_Exercise brief_. The complete listing should be restated exactly.

· · · ·

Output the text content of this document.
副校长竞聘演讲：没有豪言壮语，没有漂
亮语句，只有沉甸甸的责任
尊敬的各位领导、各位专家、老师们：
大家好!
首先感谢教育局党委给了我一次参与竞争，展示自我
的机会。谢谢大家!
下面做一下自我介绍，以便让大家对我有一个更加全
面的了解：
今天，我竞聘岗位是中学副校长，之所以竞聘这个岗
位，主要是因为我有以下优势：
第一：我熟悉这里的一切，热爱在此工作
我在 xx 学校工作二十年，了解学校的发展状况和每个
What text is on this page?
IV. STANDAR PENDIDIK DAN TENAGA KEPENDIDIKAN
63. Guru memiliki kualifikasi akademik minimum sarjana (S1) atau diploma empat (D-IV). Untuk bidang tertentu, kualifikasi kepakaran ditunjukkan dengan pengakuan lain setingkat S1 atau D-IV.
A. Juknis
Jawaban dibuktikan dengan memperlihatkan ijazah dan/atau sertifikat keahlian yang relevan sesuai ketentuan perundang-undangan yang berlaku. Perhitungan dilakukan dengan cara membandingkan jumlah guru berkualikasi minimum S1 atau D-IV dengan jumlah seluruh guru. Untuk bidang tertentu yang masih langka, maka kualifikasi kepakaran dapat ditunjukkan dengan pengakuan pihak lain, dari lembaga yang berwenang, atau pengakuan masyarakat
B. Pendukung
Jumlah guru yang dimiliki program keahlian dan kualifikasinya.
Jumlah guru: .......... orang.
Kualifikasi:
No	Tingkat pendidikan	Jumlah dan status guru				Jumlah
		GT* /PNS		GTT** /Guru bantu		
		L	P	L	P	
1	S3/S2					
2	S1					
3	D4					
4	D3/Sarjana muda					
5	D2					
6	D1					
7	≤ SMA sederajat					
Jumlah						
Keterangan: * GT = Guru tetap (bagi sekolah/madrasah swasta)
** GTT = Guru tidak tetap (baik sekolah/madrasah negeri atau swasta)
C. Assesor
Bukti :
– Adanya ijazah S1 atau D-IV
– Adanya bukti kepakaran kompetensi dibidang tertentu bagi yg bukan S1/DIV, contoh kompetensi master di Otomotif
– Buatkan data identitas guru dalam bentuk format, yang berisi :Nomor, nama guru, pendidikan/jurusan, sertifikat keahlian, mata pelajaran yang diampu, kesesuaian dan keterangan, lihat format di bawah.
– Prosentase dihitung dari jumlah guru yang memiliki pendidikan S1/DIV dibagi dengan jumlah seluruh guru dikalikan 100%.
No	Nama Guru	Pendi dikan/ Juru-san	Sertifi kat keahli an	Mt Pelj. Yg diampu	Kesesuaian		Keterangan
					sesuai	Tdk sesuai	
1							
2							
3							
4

· · · ·

_Solution for this task_.
Output the text content of this document.
副校长竞聘演讲：没有豪言壮语，没有漂
亮语句，只有沉甸甸的责任
尊敬的各位领导、各位专家、老师们：
大家好!
首先感谢教育局党委给了我一次参与竞争，展示自我
的机会。谢谢大家!
下面做一下自我介绍，以便让大家对我有一个更加全
面的了解：
今天，我竞聘岗位是中学副校长，之所以竞聘这个岗
位，主要是因为我有以下优势：
第一：我熟悉这里的一切，热爱在此工作
我在 xx 学校工作二十年，了解学校的发展状况和每个
What text is on this page?
IV. STANDAR PENDIDIK DAN TENAGA KEPENDIDIKAN
63. Guru memiliki kualifikasi akademik minimum sarjana (S1) atau diploma empat (D-IV). Untuk bidang tertentu, kualifikasi kepakaran ditunjukkan dengan pengakuan lain setingkat S1 atau D-IV.
A. Juknis
Jawaban dibuktikan dengan memperlihatkan ijazah dan/atau sertifikat keahlian yang relevan sesuai ketentuan perundang-undangan yang berlaku. Perhitungan dilakukan dengan cara membandingkan jumlah guru berkualikasi minimum S1 atau D-IV dengan jumlah seluruh guru. Untuk bidang tertentu yang masih langka, maka kualifikasi kepakaran dapat ditunjukkan dengan pengakuan pihak lain, dari lembaga yang berwenang, atau pengakuan masyarakat
B. Pendukung
Jumlah guru yang dimiliki program keahlian dan kualifikasinya.
Jumlah guru: .......... orang.
Kualifikasi:
No	Tingkat pendidikan	Jumlah dan status guru				Jumlah
		GT* /PNS		GTT** /Guru bantu		
		L	P	L	P	
1	S3/S2					
2	S1					
3	D4					
4	D3/Sarjana muda					
5	D2					
6	D1					
7	≤ SMA sederajat					
Jumlah						
Keterangan: * GT = Guru tetap (bagi sekolah/madrasah swasta)
** GTT = Guru tidak tetap (baik sekolah/madrasah negeri atau swasta)
C. Assesor
Bukti :
– Adanya ijazah S1 atau D-IV
– Adanya bukti kepakaran kompetensi dibidang tertentu bagi yg bukan S1/DIV, contoh kompetensi master di Otomotif
– Buatkan data identitas guru dalam bentuk format, yang berisi :Nomor, nama guru, pendidikan/jurusan, sertifikat keahlian, mata pelajaran yang diampu, kesesuaian dan keterangan, lihat format di bawah.
– Prosentase dihitung dari jumlah guru yang memiliki pendidikan S1/DIV dibagi dengan jumlah seluruh guru dikalikan 100%.
No	Nama Guru	Pendi dikan/ Juru-san	Sertifi kat keahli an	Mt Pelj. Yg diampu	Kesesuaian		Keterangan
					sesuai	Tdk sesuai	
1							
2							
3							
4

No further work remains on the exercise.